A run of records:
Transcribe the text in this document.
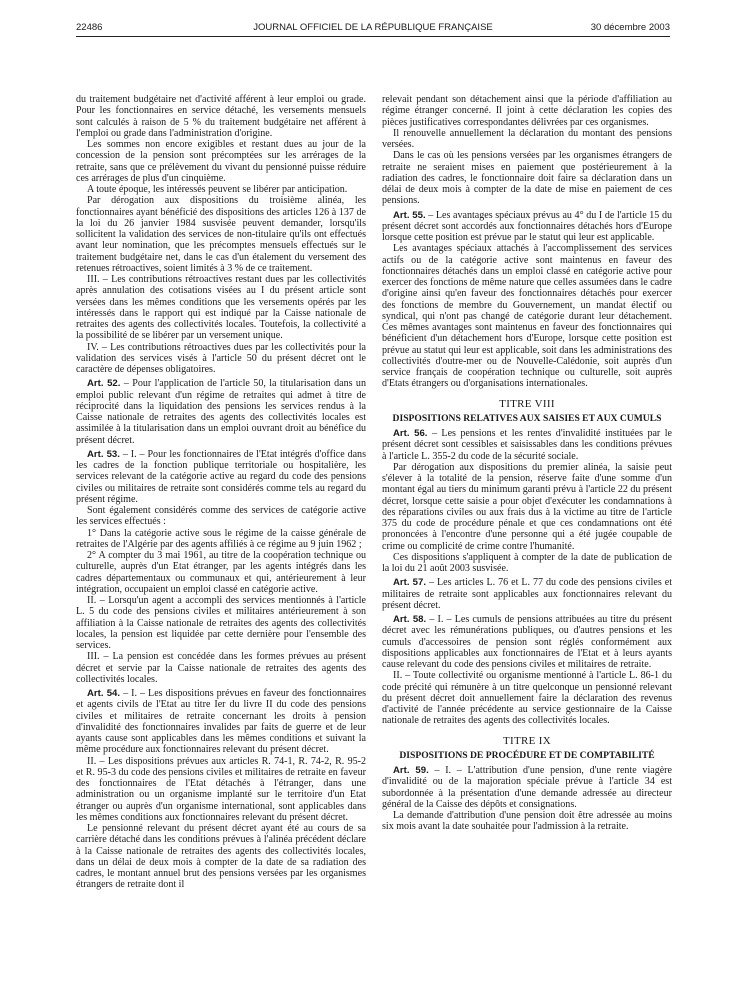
22486	JOURNAL OFFICIEL DE LA RÉPUBLIQUE FRANÇAISE	30 décembre 2003

du traitement budgétaire net d'activité afférent à leur emploi ou grade. Pour les fonctionnaires en service détaché, les versements mensuels sont calculés à raison de 5 % du traitement budgétaire net afférent à l'emploi ou grade dans l'administration d'origine.

Les sommes non encore exigibles et restant dues au jour de la concession de la pension sont précomptées sur les arrérages de la retraite, sans que ce prélèvement du vivant du pensionné puisse réduire ces arrérages de plus d'un cinquième.

A toute époque, les intéressés peuvent se libérer par anticipation.

Par dérogation aux dispositions du troisième alinéa, les fonctionnaires ayant bénéficié des dispositions des articles 126 à 137 de la loi du 26 janvier 1984 susvisée peuvent demander, lorsqu'ils sollicitent la validation des services de non-titulaire qu'ils ont effectués avant leur nomination, que les précomptes mensuels effectués sur le traitement budgétaire net, dans le cas d'un étalement du versement des retenues rétroactives, soient limités à 3 % de ce traitement.

III. – Les contributions rétroactives restant dues par les collectivités après annulation des cotisations visées au I du présent article sont versées dans les mêmes conditions que les versements opérés par les intéressés dans le rapport qui est indiqué par la Caisse nationale de retraites des agents des collectivités locales. Toutefois, la collectivité a la possibilité de se libérer par un versement unique.

IV. – Les contributions rétroactives dues par les collectivités pour la validation des services visés à l'article 50 du présent décret ont le caractère de dépenses obligatoires.

Art. 52. – Pour l'application de l'article 50, la titularisation dans un emploi public relevant d'un régime de retraites qui admet à titre de réciprocité dans la liquidation des pensions les services rendus à la Caisse nationale de retraites des agents des collectivités locales est assimilée à la titularisation dans un emploi ouvrant droit au bénéfice du présent décret.

Art. 53. – I. – Pour les fonctionnaires de l'Etat intégrés d'office dans les cadres de la fonction publique territoriale ou hospitalière, les services relevant de la catégorie active au regard du code des pensions civiles ou militaires de retraite sont considérés comme tels au regard du présent régime.

Sont également considérés comme des services de catégorie active les services effectués :

1° Dans la catégorie active sous le régime de la caisse générale de retraites de l'Algérie par des agents affiliés à ce régime au 9 juin 1962 ;

2° A compter du 3 mai 1961, au titre de la coopération technique ou culturelle, auprès d'un Etat étranger, par les agents intégrés dans les cadres départementaux ou communaux et qui, antérieurement à leur intégration, occupaient un emploi classé en catégorie active.

II. – Lorsqu'un agent a accompli des services mentionnés à l'article L. 5 du code des pensions civiles et militaires antérieurement à son affiliation à la Caisse nationale de retraites des agents des collectivités locales, la pension est liquidée par cette dernière pour l'ensemble des services.

III. – La pension est concédée dans les formes prévues au présent décret et servie par la Caisse nationale de retraites des agents des collectivités locales.

Art. 54. – I. – Les dispositions prévues en faveur des fonctionnaires et agents civils de l'Etat au titre Ier du livre II du code des pensions civiles et militaires de retraite concernant les droits à pension d'invalidité des fonctionnaires invalides par faits de guerre et de leur ayants cause sont applicables dans les mêmes conditions et suivant la même procédure aux fonctionnaires relevant du présent décret.

II. – Les dispositions prévues aux articles R. 74-1, R. 74-2, R. 95-2 et R. 95-3 du code des pensions civiles et militaires de retraite en faveur des fonctionnaires de l'Etat détachés à l'étranger, dans une administration ou un organisme implanté sur le territoire d'un Etat étranger ou auprès d'un organisme international, sont applicables dans les mêmes conditions aux fonctionnaires relevant du présent décret.

Le pensionné relevant du présent décret ayant été au cours de sa carrière détaché dans les conditions prévues à l'alinéa précédent déclare à la Caisse nationale de retraites des agents des collectivités locales, dans un délai de deux mois à compter de la date de sa radiation des cadres, le montant annuel brut des pensions versées par les organismes étrangers de retraite dont il

relevait pendant son détachement ainsi que la période d'affiliation au régime étranger concerné. Il joint à cette déclaration les copies des pièces justificatives correspondantes délivrées par ces organismes.

Il renouvelle annuellement la déclaration du montant des pensions versées.

Dans le cas où les pensions versées par les organismes étrangers de retraite ne seraient mises en paiement que postérieurement à la radiation des cadres, le fonctionnaire doit faire sa déclaration dans un délai de deux mois à compter de la date de mise en paiement de ces pensions.

Art. 55. – Les avantages spéciaux prévus au 4° du I de l'article 15 du présent décret sont accordés aux fonctionnaires détachés hors d'Europe lorsque cette position est prévue par le statut qui leur est applicable.

Les avantages spéciaux attachés à l'accomplissement des services actifs ou de la catégorie active sont maintenus en faveur des fonctionnaires détachés dans un emploi classé en catégorie active pour exercer des fonctions de même nature que celles assumées dans le cadre d'origine ainsi qu'en faveur des fonctionnaires détachés pour exercer des fonctions de membre du Gouvernement, un mandat électif ou syndical, qui n'ont pas changé de catégorie durant leur détachement. Ces mêmes avantages sont maintenus en faveur des fonctionnaires qui bénéficient d'un détachement hors d'Europe, lorsque cette position est prévue au statut qui leur est applicable, soit dans les administrations des collectivités d'outre-mer ou de Nouvelle-Calédonie, soit auprès d'un service français de coopération technique ou culturelle, soit auprès d'Etats étrangers ou d'organisations internationales.

TITRE VIII

DISPOSITIONS RELATIVES AUX SAISIES ET AUX CUMULS

Art. 56. – Les pensions et les rentes d'invalidité instituées par le présent décret sont cessibles et saisissables dans les conditions prévues à l'article L. 355-2 du code de la sécurité sociale.

Par dérogation aux dispositions du premier alinéa, la saisie peut s'élever à la totalité de la pension, réserve faite d'une somme d'un montant égal au tiers du minimum garanti prévu à l'article 22 du présent décret, lorsque cette saisie a pour objet d'exécuter les condamnations à des réparations civiles ou aux frais dus à la victime au titre de l'article 375 du code de procédure pénale et que ces condamnations ont été prononcées à l'encontre d'une personne qui a été jugée coupable de crime ou complicité de crime contre l'humanité.

Ces dispositions s'appliquent à compter de la date de publication de la loi du 21 août 2003 susvisée.

Art. 57. – Les articles L. 76 et L. 77 du code des pensions civiles et militaires de retraite sont applicables aux fonctionnaires relevant du présent décret.

Art. 58. – I. – Les cumuls de pensions attribuées au titre du présent décret avec les rémunérations publiques, ou d'autres pensions et les cumuls d'accessoires de pension sont réglés conformément aux dispositions applicables aux fonctionnaires de l'Etat et à leurs ayants cause relevant du code des pensions civiles et militaires de retraite.

II. – Toute collectivité ou organisme mentionné à l'article L. 86-1 du code précité qui rémunère à un titre quelconque un pensionné relevant du présent décret doit annuellement faire la déclaration des revenus d'activité de l'année précédente au service gestionnaire de la Caisse nationale de retraites des agents des collectivités locales.

TITRE IX

DISPOSITIONS DE PROCÉDURE ET DE COMPTABILITÉ

Art. 59. – I. – L'attribution d'une pension, d'une rente viagère d'invalidité ou de la majoration spéciale prévue à l'article 34 est subordonnée à la présentation d'une demande adressée au directeur général de la Caisse des dépôts et consignations.

La demande d'attribution d'une pension doit être adressée au moins six mois avant la date souhaitée pour l'admission à la retraite.
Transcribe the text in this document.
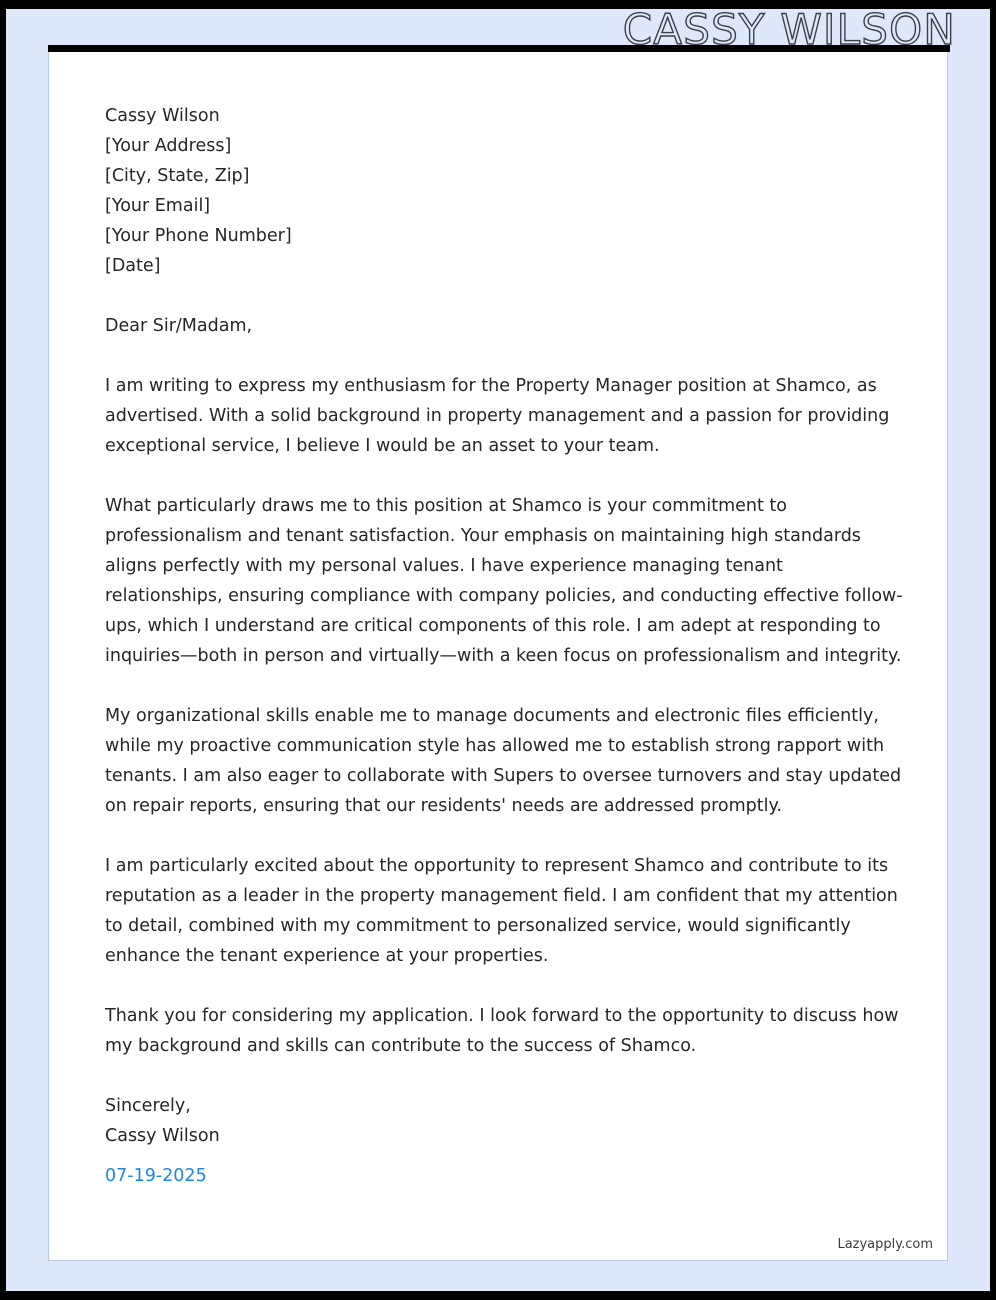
CASSY WILSON
Cassy Wilson
[Your Address]
[City, State, Zip]
[Your Email]
[Your Phone Number]
[Date]
Dear Sir/Madam,

I am writing to express my enthusiasm for the Property Manager position at Shamco, as advertised. With a solid background in property management and a passion for providing exceptional service, I believe I would be an asset to your team.

What particularly draws me to this position at Shamco is your commitment to professionalism and tenant satisfaction. Your emphasis on maintaining high standards aligns perfectly with my personal values. I have experience managing tenant relationships, ensuring compliance with company policies, and conducting effective follow-ups, which I understand are critical components of this role. I am adept at responding to inquiries—both in person and virtually—with a keen focus on professionalism and integrity.

My organizational skills enable me to manage documents and electronic files efficiently, while my proactive communication style has allowed me to establish strong rapport with tenants. I am also eager to collaborate with Supers to oversee turnovers and stay updated on repair reports, ensuring that our residents' needs are addressed promptly.

I am particularly excited about the opportunity to represent Shamco and contribute to its reputation as a leader in the property management field. I am confident that my attention to detail, combined with my commitment to personalized service, would significantly enhance the tenant experience at your properties.

Thank you for considering my application. I look forward to the opportunity to discuss how my background and skills can contribute to the success of Shamco.

Sincerely,
Cassy Wilson
07-19-2025
Lazyapply.com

(Challenge): Pick out each line above that includes "attribution" and show it.

(Final result):
Art. 59. – I. – L'attribution d'une pension, d'une rente viagère d'invalidité ou de la majoration spéciale prévue à l'article 34 est subordonnée à la présentation d'une demande adressée au directeur général de la Caisse des dépôts et consignations.
La demande d'attribution d'une pension doit être adressée au moins six mois avant la date souhaitée pour l'admission à la retraite.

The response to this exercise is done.